Records that describe figures:
_ _ _

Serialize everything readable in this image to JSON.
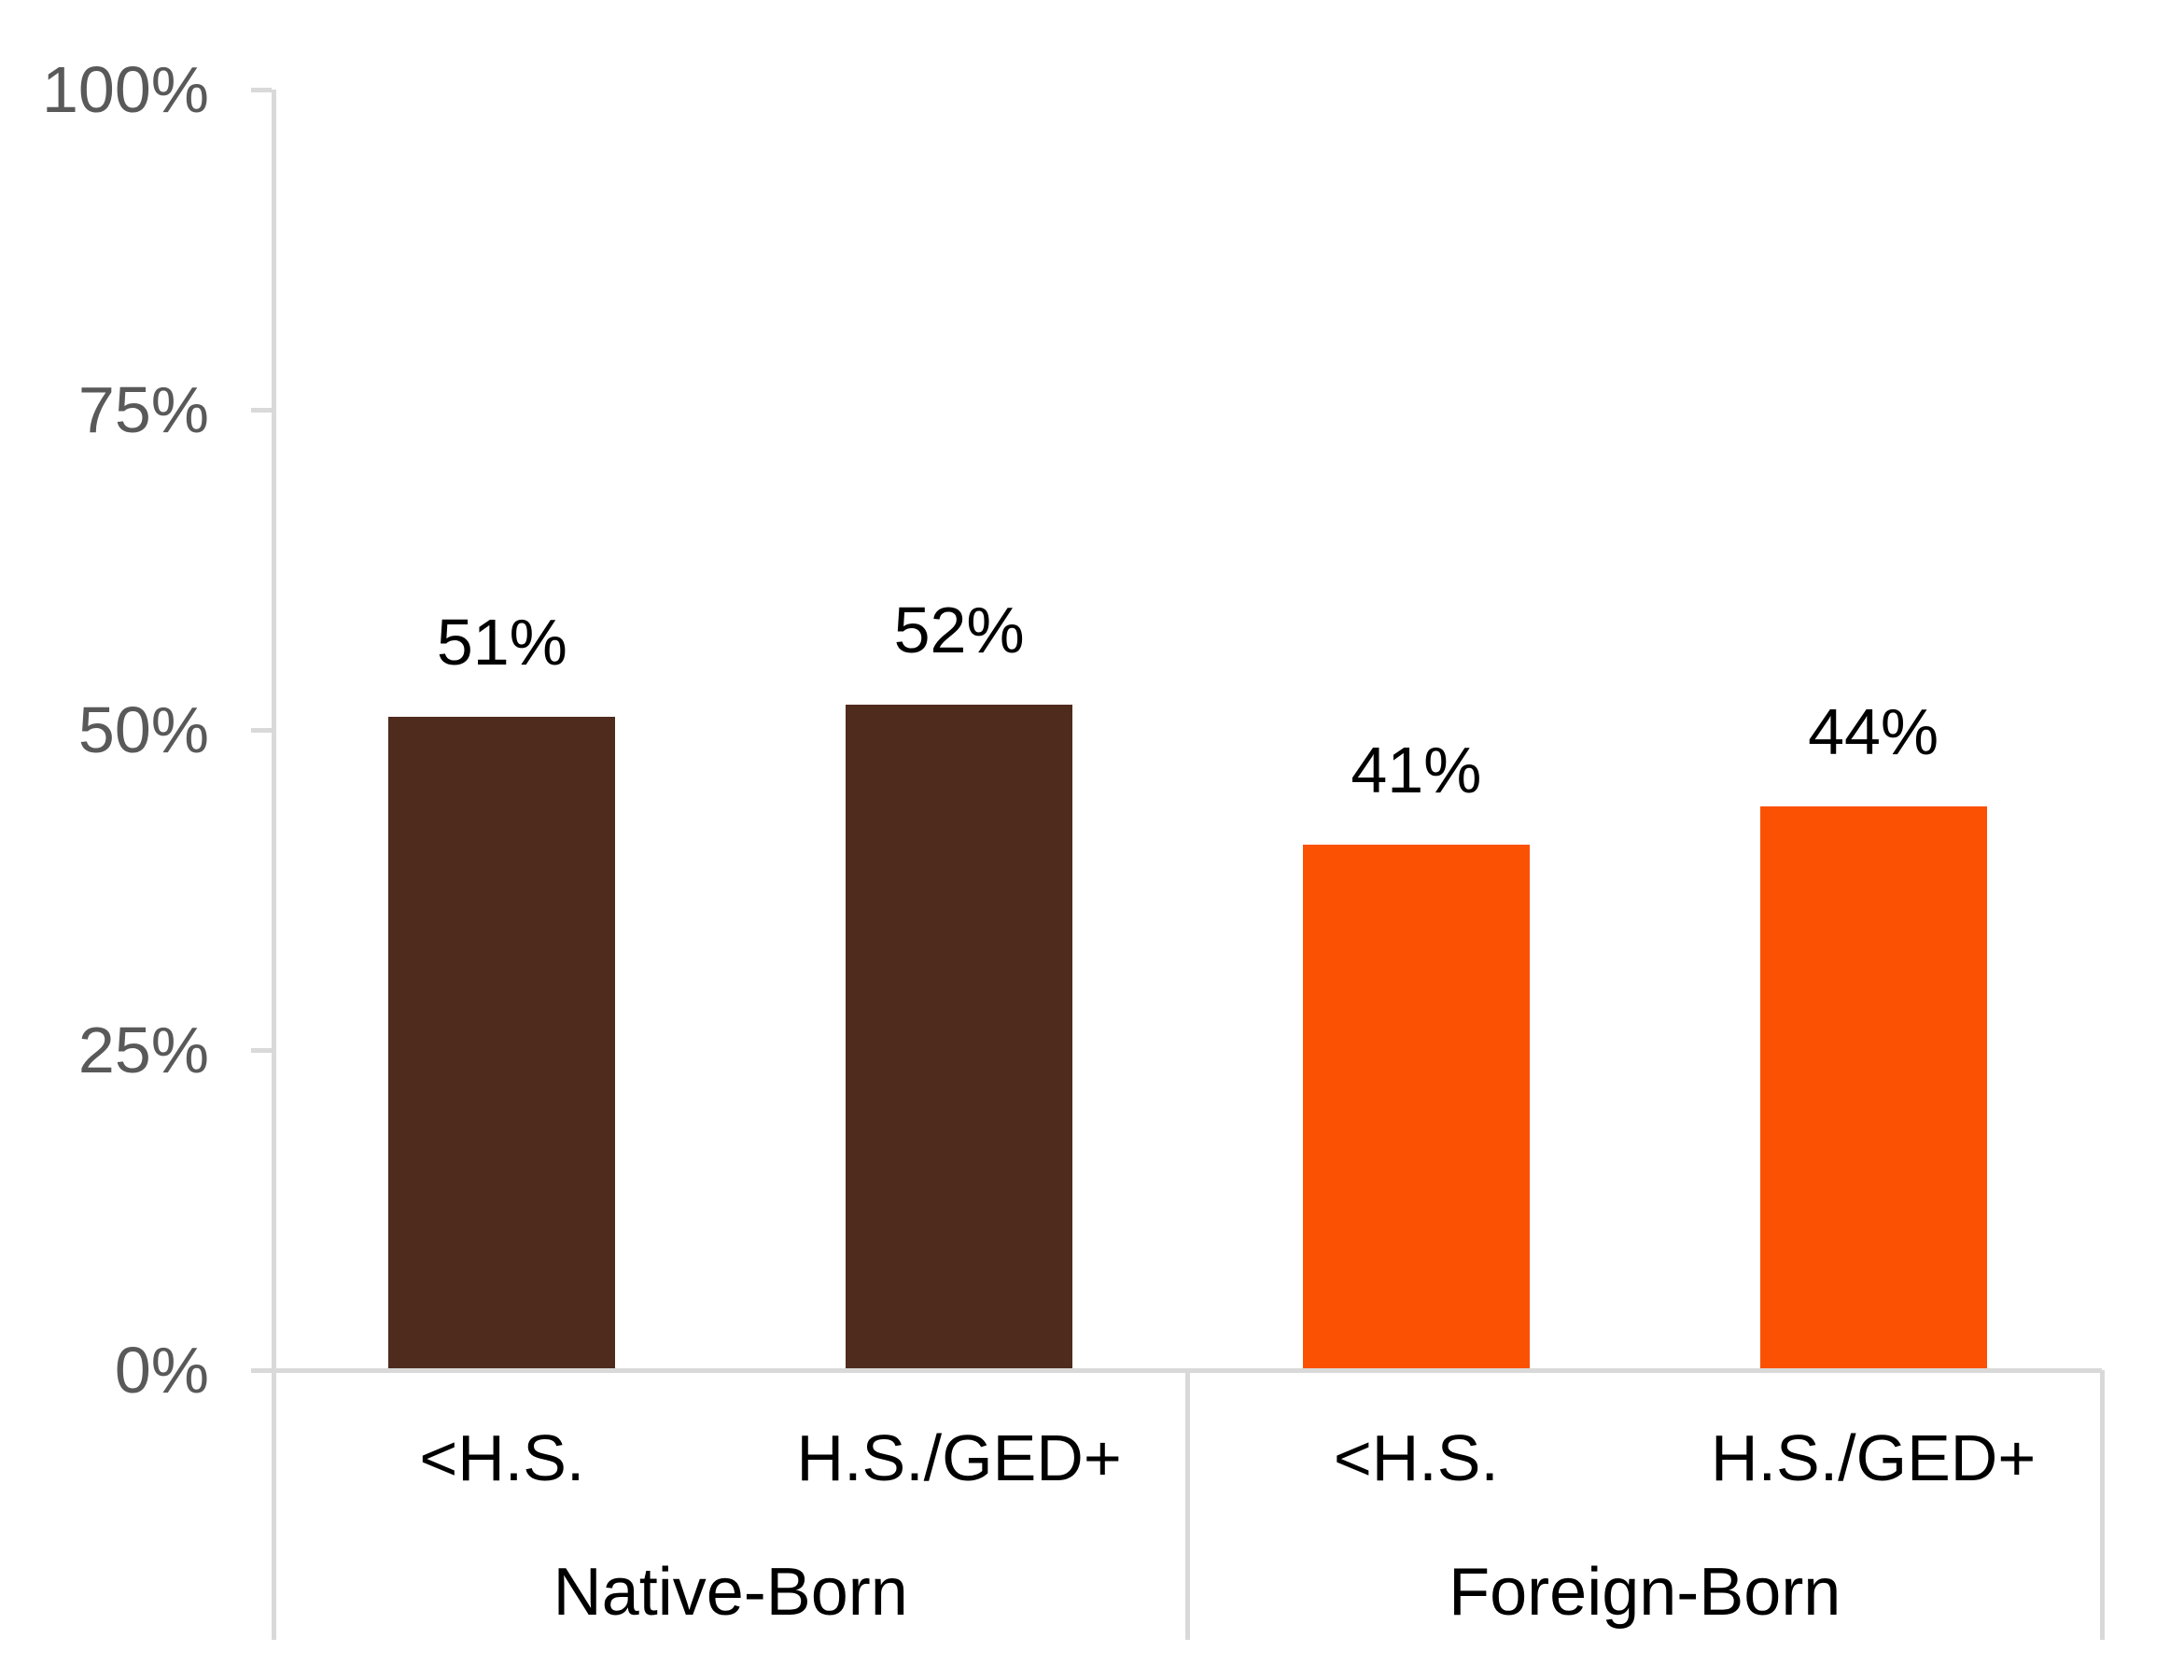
{
  "chart_data": {
    "type": "bar",
    "title": "",
    "xlabel": "",
    "ylabel": "",
    "ylim": [
      0,
      100
    ],
    "grid": false,
    "legend": "none",
    "y_axis": {
      "ticks": [
        {
          "label": "100%",
          "value": 100
        },
        {
          "label": "75%",
          "value": 75
        },
        {
          "label": "50%",
          "value": 50
        },
        {
          "label": "25%",
          "value": 25
        },
        {
          "label": "0%",
          "value": 0
        }
      ]
    },
    "groups": [
      {
        "label": "Native-Born",
        "color": "#4F2B1E",
        "bars": [
          {
            "category": "<H.S.",
            "value": 51,
            "data_label": "51%"
          },
          {
            "category": "H.S./GED+",
            "value": 52,
            "data_label": "52%"
          }
        ]
      },
      {
        "label": "Foreign-Born",
        "color": "#FB5103",
        "bars": [
          {
            "category": "<H.S.",
            "value": 41,
            "data_label": "41%"
          },
          {
            "category": "H.S./GED+",
            "value": 44,
            "data_label": "44%"
          }
        ]
      }
    ],
    "colors": {
      "native_born_bar": "#4F2B1E",
      "foreign_born_bar": "#FB5103",
      "axis_line": "#D9D9D9",
      "axis_tick_text": "#595959",
      "data_label_text": "#000000"
    }
  }
}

_ _ _

• **What is needed**:
Reproduce every record above exactly, but leave out the pictures.

• **Response to the task**:
Serialize everything readable in this image to JSON.
{
  "chart_data": {
    "type": "bar",
    "title": "",
    "xlabel": "",
    "ylabel": "",
    "ylim": [
      0,
      100
    ],
    "grid": false,
    "legend": "none",
    "y_axis": {
      "ticks": [
        {
          "label": "100%",
          "value": 100
        },
        {
          "label": "75%",
          "value": 75
        },
        {
          "label": "50%",
          "value": 50
        },
        {
          "label": "25%",
          "value": 25
        },
        {
          "label": "0%",
          "value": 0
        }
      ]
    },
    "groups": [
      {
        "label": "Native-Born",
        "color": "#4F2B1E",
        "bars": [
          {
            "category": "<H.S.",
            "value": 51,
            "data_label": "51%"
          },
          {
            "category": "H.S./GED+",
            "value": 52,
            "data_label": "52%"
          }
        ]
      },
      {
        "label": "Foreign-Born",
        "color": "#FB5103",
        "bars": [
          {
            "category": "<H.S.",
            "value": 41,
            "data_label": "41%"
          },
          {
            "category": "H.S./GED+",
            "value": 44,
            "data_label": "44%"
          }
        ]
      }
    ],
    "colors": {
      "native_born_bar": "#4F2B1E",
      "foreign_born_bar": "#FB5103",
      "axis_line": "#D9D9D9",
      "axis_tick_text": "#595959",
      "data_label_text": "#000000"
    }
  }
}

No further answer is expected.